Given problem – Below are the records; locate each line with the word "this" and copy it.

Raw data –
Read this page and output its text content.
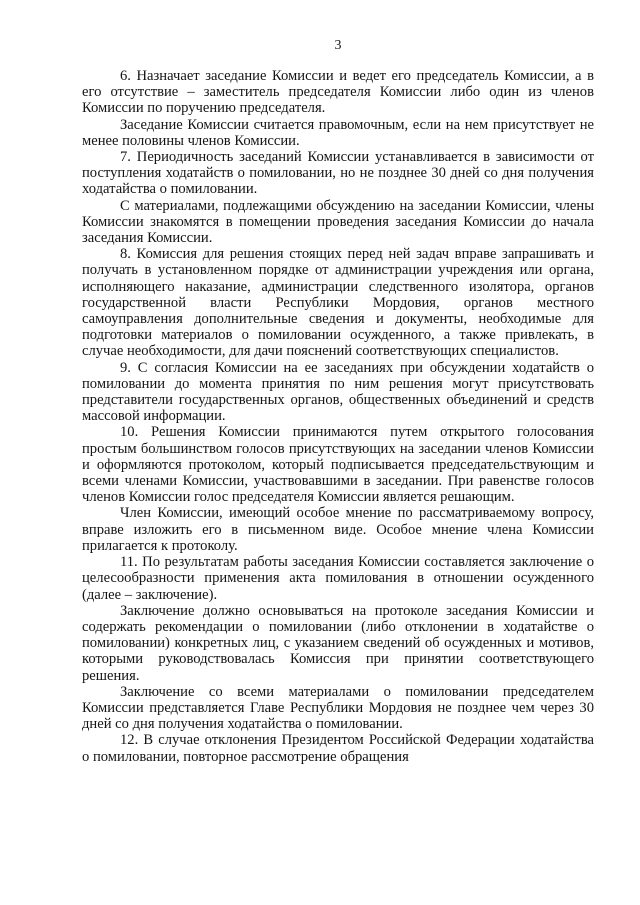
3

6. Назначает заседание Комиссии и ведет его председатель Комиссии, а в его отсутствие – заместитель председателя Комиссии либо один из членов Комиссии по поручению председателя.

Заседание Комиссии считается правомочным, если на нем присутствует не менее половины членов Комиссии.

7. Периодичность заседаний Комиссии устанавливается в зависимости от поступления ходатайств о помиловании, но не позднее 30 дней со дня получения ходатайства о помиловании.

С материалами, подлежащими обсуждению на заседании Комиссии, члены Комиссии знакомятся в помещении проведения заседания Комиссии до начала заседания Комиссии.

8. Комиссия для решения стоящих перед ней задач вправе запрашивать и получать в установленном порядке от администрации учреждения или органа, исполняющего наказание, администрации следственного изолятора, органов государственной власти Республики Мордовия, органов местного самоуправления дополнительные сведения и документы, необходимые для подготовки материалов о помиловании осужденного, а также привлекать, в случае необходимости, для дачи пояснений соответствующих специалистов.

9. С согласия Комиссии на ее заседаниях при обсуждении ходатайств о помиловании до момента принятия по ним решения могут присутствовать представители государственных органов, общественных объединений и средств массовой информации.

10. Решения Комиссии принимаются путем открытого голосования простым большинством голосов присутствующих на заседании членов Комиссии и оформляются протоколом, который подписывается председательствующим и всеми членами Комиссии, участвовавшими в заседании. При равенстве голосов членов Комиссии голос председателя Комиссии является решающим.

Член Комиссии, имеющий особое мнение по рассматриваемому вопросу, вправе изложить его в письменном виде. Особое мнение члена Комиссии прилагается к протоколу.

11. По результатам работы заседания Комиссии составляется заключение о целесообразности применения акта помилования в отношении осужденного (далее – заключение).

Заключение должно основываться на протоколе заседания Комиссии и содержать рекомендации о помиловании (либо отклонении в ходатайстве о помиловании) конкретных лиц, с указанием сведений об осужденных и мотивов, которыми руководствовалась Комиссия при принятии соответствующего решения.

Заключение со всеми материалами о помиловании председателем Комиссии представляется Главе Республики Мордовия не позднее чем через 30 дней со дня получения ходатайства о помиловании.

12. В случае отклонения Президентом Российской Федерации ходатайства о помиловании, повторное рассмотрение обращения
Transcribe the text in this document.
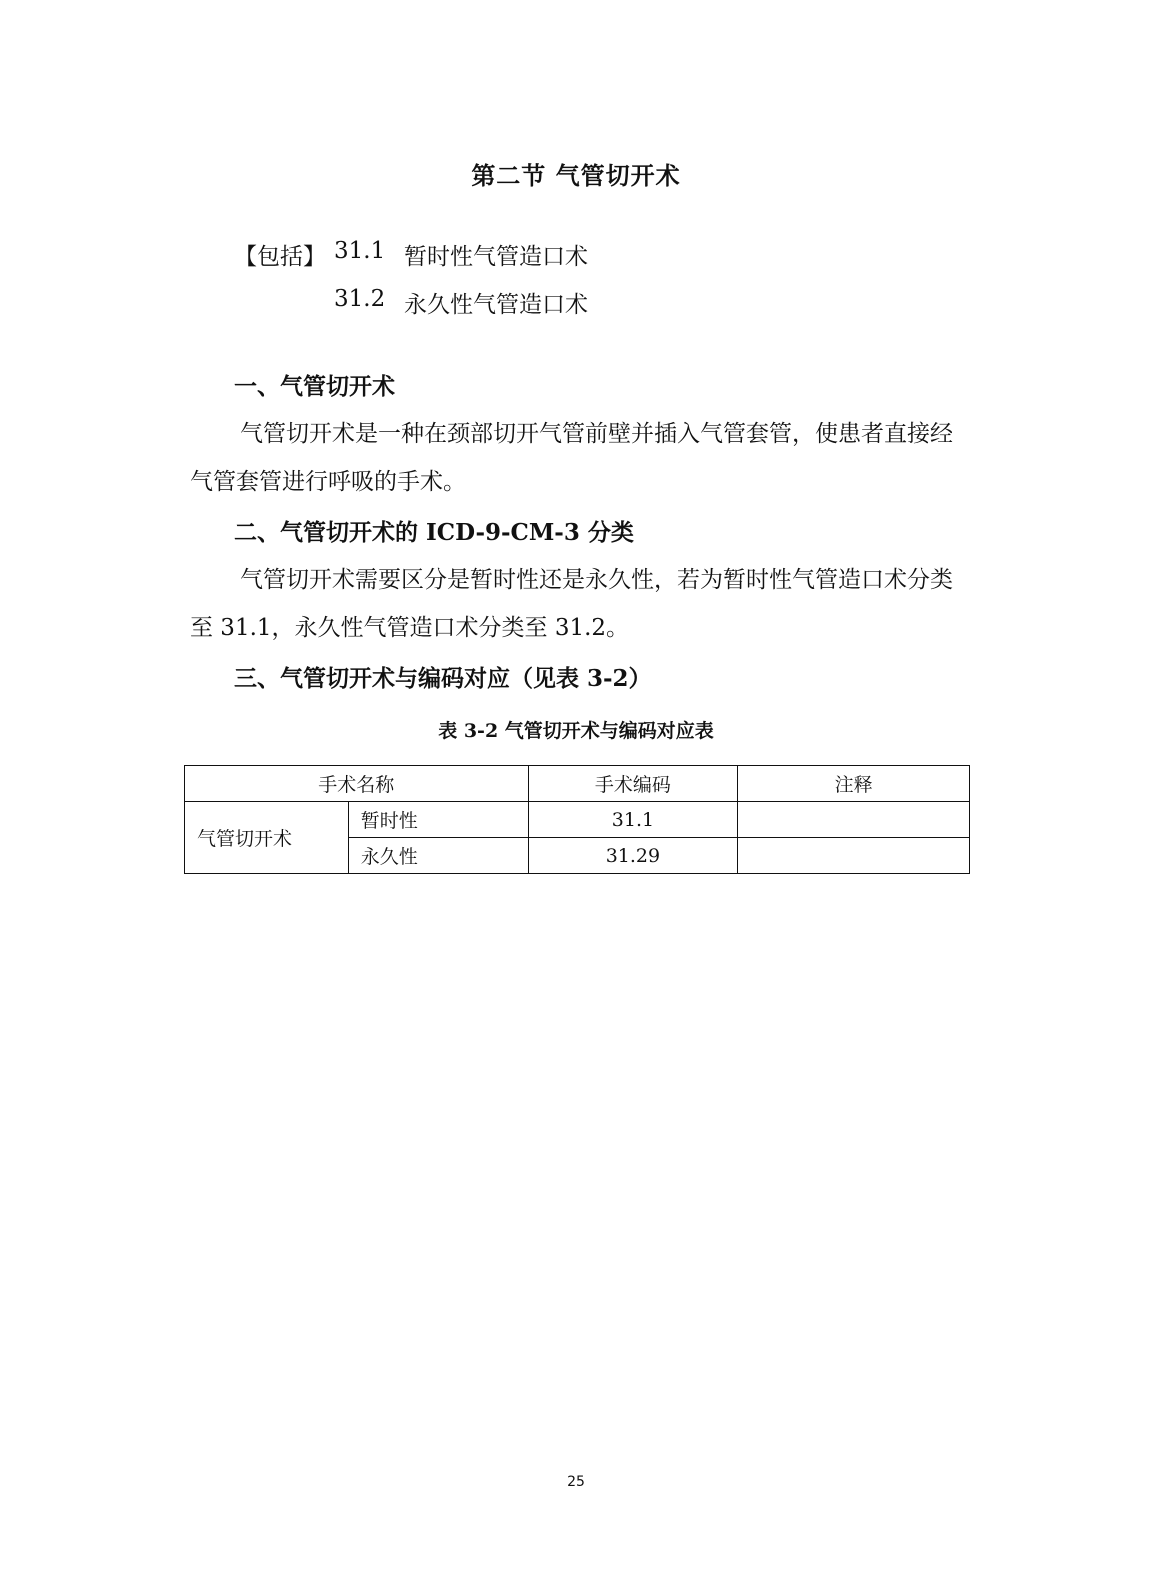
第二节 气管切开术
【包括】 31.1 暂时性气管造口术
31.2 永久性气管造口术
一、气管切开术
气管切开术是一种在颈部切开气管前壁并插入气管套管，使患者直接经气管套管进行呼吸的手术。
二、气管切开术的 ICD-9-CM-3 分类
气管切开术需要区分是暂时性还是永久性，若为暂时性气管造口术分类至 31.1，永久性气管造口术分类至 31.2。
三、气管切开术与编码对应（见表 3-2）
表 3-2 气管切开术与编码对应表
手术名称		手术编码	注释
气管切开术	暂时性	31.1	
	永久性	31.29	
25
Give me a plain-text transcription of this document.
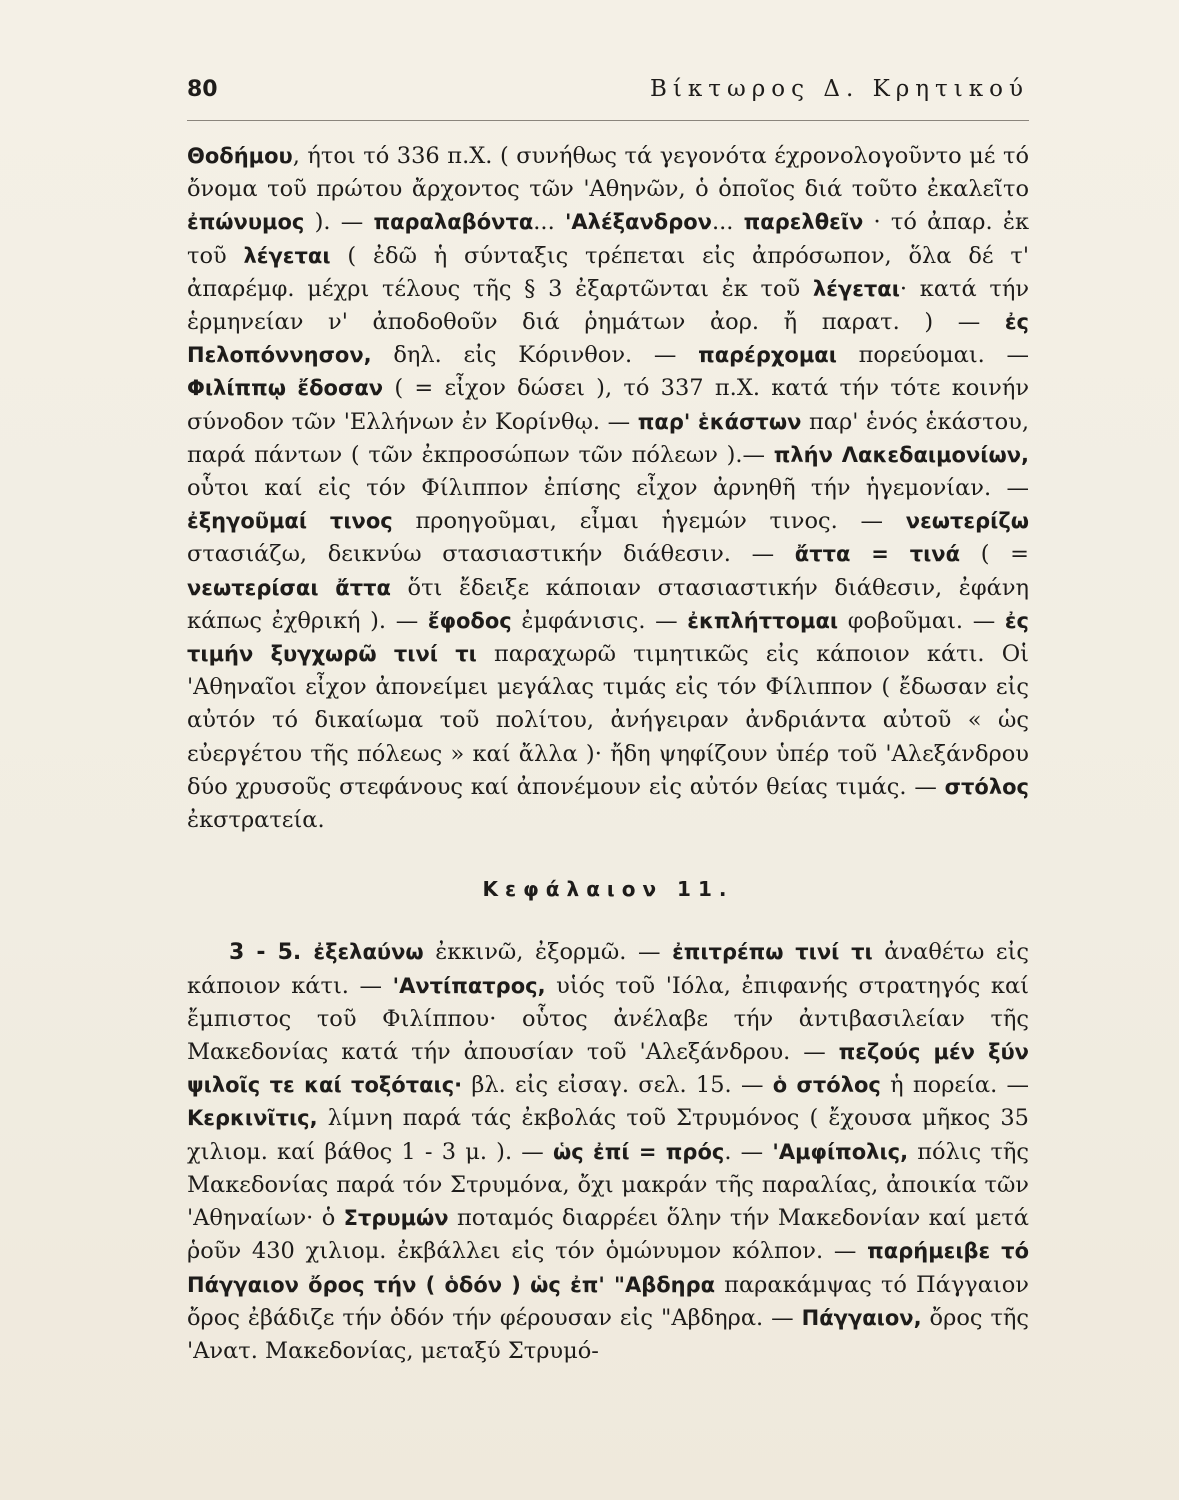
80	Βίκτωρος Δ. Κρητικού

Θοδήμου, ήτοι τό 336 π.Χ. ( συνήθως τά γεγονότα έχρονολογοῦντο μέ τό ὄνομα τοῦ πρώτου ἄρχοντος τῶν 'Αθηνῶν, ὁ ὁποῖος διά τοῦτο ἐκαλεῖτο ἐπώνυμος ). — παραλαβόντα... 'Αλέξανδρον... παρελθεῖν · τό ἀπαρ. ἐκ τοῦ λέγεται ( ἐδῶ ἡ σύνταξις τρέπεται εἰς ἀπρόσωπον, ὅλα δέ τ' ἀπαρέμφ. μέχρι τέλους τῆς § 3 ἐξαρτῶνται ἐκ τοῦ λέγεται· κατά τήν ἑρμηνείαν ν' ἀποδοθοῦν διά ῥημάτων ἀορ. ἤ παρατ. ) — ἐς Πελοπόννησον, δηλ. εἰς Κόρινθον. — παρέρχομαι πορεύομαι. — Φιλίππῳ ἔδοσαν ( = εἶχον δώσει ), τό 337 π.Χ. κατά τήν τότε κοινήν σύνοδον τῶν 'Ελλήνων ἐν Κορίνθῳ. — παρ' ἑκάστων παρ' ἑνός ἑκάστου, παρά πάντων ( τῶν ἐκπροσώπων τῶν πόλεων ).— πλήν Λακεδαιμονίων, οὗτοι καί εἰς τόν Φίλιππον ἐπίσης εἶχον ἀρνηθῆ τήν ἡγεμονίαν. — ἐξηγοῦμαί τινος προηγοῦμαι, εἶμαι ἡγεμών τινος. — νεωτερίζω στασιάζω, δεικνύω στασιαστικήν διάθεσιν. — ἄττα = τινά ( = νεωτερίσαι ἄττα ὅτι ἔδειξε κάποιαν στασιαστικήν διάθεσιν, ἐφάνη κάπως ἐχθρική ). — ἔφοδος ἐμφάνισις. — ἐκπλήττομαι φοβοῦμαι. — ἐς τιμήν ξυγχωρῶ τινί τι παραχωρῶ τιμητικῶς εἰς κάποιον κάτι. Οἱ 'Αθηναῖοι εἶχον ἀπονείμει μεγάλας τιμάς εἰς τόν Φίλιππον ( ἔδωσαν εἰς αὐτόν τό δικαίωμα τοῦ πολίτου, ἀνήγειραν ἀνδριάντα αὐτοῦ « ὡς εὐεργέτου τῆς πόλεως » καί ἄλλα )· ἤδη ψηφίζουν ὑπέρ τοῦ 'Αλεξάνδρου δύο χρυσοῦς στεφάνους καί ἀπονέμουν εἰς αὐτόν θείας τιμάς. — στόλος ἐκστρατεία.

Κεφάλαιον 11.

3 - 5. ἐξελαύνω ἐκκινῶ, ἐξορμῶ. — ἐπιτρέπω τινί τι ἀναθέτω εἰς κάποιον κάτι. — 'Αντίπατρος, υἱός τοῦ 'Ιόλα, ἐπιφανής στρατηγός καί ἔμπιστος τοῦ Φιλίππου· οὗτος ἀνέλαβε τήν ἀντιβασιλείαν τῆς Μακεδονίας κατά τήν ἀπουσίαν τοῦ 'Αλεξάνδρου. — πεζούς μέν ξύν ψιλοῖς τε καί τοξόταις· βλ. εἰς εἰσαγ. σελ. 15. — ὁ στόλος ἡ πορεία. — Κερκινῖτις, λίμνη παρά τάς ἐκβολάς τοῦ Στρυμόνος ( ἔχουσα μῆκος 35 χιλιομ. καί βάθος 1 - 3 μ. ). — ὡς ἐπί = πρός. — 'Αμφίπολις, πόλις τῆς Μακεδονίας παρά τόν Στρυμόνα, ὄχι μακράν τῆς παραλίας, ἀποικία τῶν 'Αθηναίων· ὁ Στρυμών ποταμός διαρρέει ὅλην τήν Μακεδονίαν καί μετά ῥοῦν 430 χιλιομ. ἐκβάλλει εἰς τόν ὁμώνυμον κόλπον. — παρήμειβε τό Πάγγαιον ὄρος τήν ( ὁδόν ) ὡς ἐπ' "Αβδηρα παρακάμψας τό Πάγγαιον ὄρος ἐβάδιζε τήν ὁδόν τήν φέρουσαν εἰς "Αβδηρα. — Πάγγαιον, ὄρος τῆς 'Ανατ. Μακεδονίας, μεταξύ Στρυμό-
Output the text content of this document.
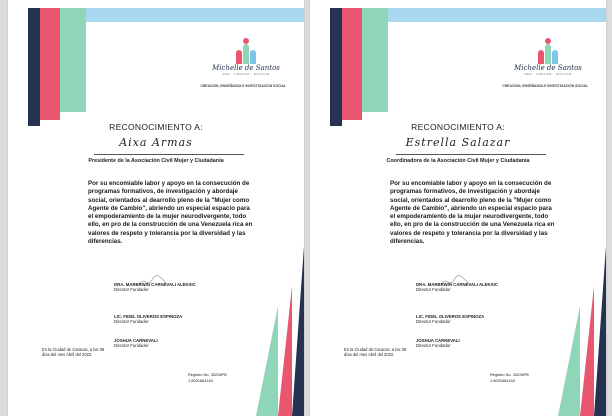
Michelle de Santos
SER · CRECER · EDUCAR
CREACIÓN, ENSEÑANZA E INVESTIGACIÓN SOCIAL
RECONOCIMIENTO A:
Aixa Armas
Presidente de la Asociación Civil Mujer y Ciudadanía
Por su encomiable labor y apoyo en la consecución de programas formativos, de investigación y abordaje social, orientados al dearrollo pleno de la "Mujer como Agente de Cambio", abriendo un especial espacio para el empoderamiento de la mujer neurodivergente, todo ello, en pro de la construcción de una Venezuela rica en valores de respeto y tolerancia por la diversidad y las diferencias.
DRA. MARBRWIN CARNEVALI ALEKSIC
Director Fundador
LIC. FIDEL OLIVEROS ESPINOZA
Director Fundador
JOSHUA CARNEVALI
Director Fundador
En la Ciudad de Caracas, a los 09 días del mes Abril del 2022.
Registro No. 33228PB
J-5001864183
Michelle de Santos
SER · CRECER · EDUCAR
CREACIÓN, ENSEÑANZA E INVESTIGACIÓN SOCIAL
RECONOCIMIENTO A:
Estrella Salazar
Coordinadora de la Asociación Civil Mujer y Ciudadanía
Por su encomiable labor y apoyo en la consecución de programas formativos, de investigación y abordaje social, orientados al dearrollo pleno de la "Mujer como Agente de Cambio", abriendo un especial espacio para el empoderamiento de la mujer neurodivergente, todo ello, en pro de la construcción de una Venezuela rica en valores de respeto y tolerancia por la diversidad y las diferencias.
DRA. MARBRWIN CARNEVALI ALEKSIC
Director Fundador
LIC. FIDEL OLIVEROS ESPINOZA
Director Fundador
JOSHUA CARNEVALI
Director Fundador
En la Ciudad de Caracas, a los 09 días del mes Abril del 2022.
Registro No. 33228PB
J-5001864183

Exercise response –
Read this page and output its text content.
Transcribe the text in this document.
Give me a plain-text transcription of this document.
Output the text content of this document.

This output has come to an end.